EXERCISE MATERIAL:
•••••

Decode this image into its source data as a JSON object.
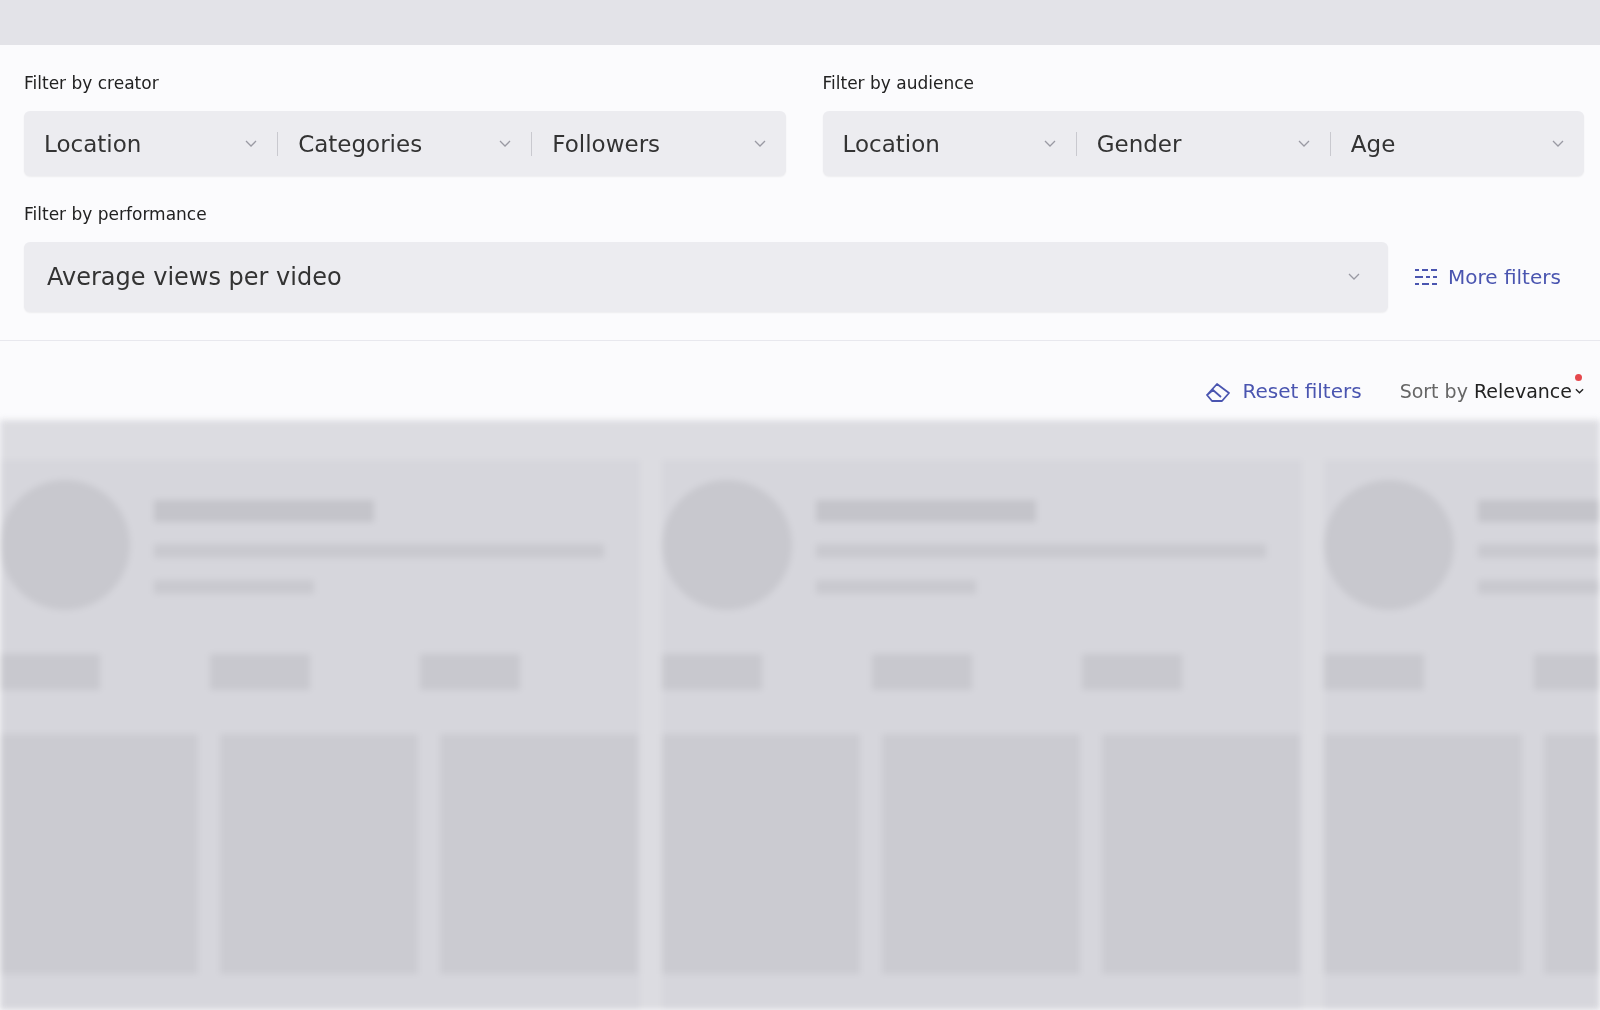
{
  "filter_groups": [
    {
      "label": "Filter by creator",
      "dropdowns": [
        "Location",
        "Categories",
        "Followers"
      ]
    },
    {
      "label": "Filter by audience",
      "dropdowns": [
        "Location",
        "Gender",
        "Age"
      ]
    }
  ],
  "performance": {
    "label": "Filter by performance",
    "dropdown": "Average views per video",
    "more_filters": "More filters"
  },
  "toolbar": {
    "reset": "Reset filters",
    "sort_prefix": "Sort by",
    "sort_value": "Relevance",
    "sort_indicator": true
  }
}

•••••

TASK REQUIREMENTS: All records should be output exactly, with the pictures left out.

RESPONSE:
Decode this image into its source data as a JSON object.
{
  "filter_groups": [
    {
      "label": "Filter by creator",
      "dropdowns": [
        "Location",
        "Categories",
        "Followers"
      ]
    },
    {
      "label": "Filter by audience",
      "dropdowns": [
        "Location",
        "Gender",
        "Age"
      ]
    }
  ],
  "performance": {
    "label": "Filter by performance",
    "dropdown": "Average views per video",
    "more_filters": "More filters"
  },
  "toolbar": {
    "reset": "Reset filters",
    "sort_prefix": "Sort by",
    "sort_value": "Relevance",
    "sort_indicator": true
  }
}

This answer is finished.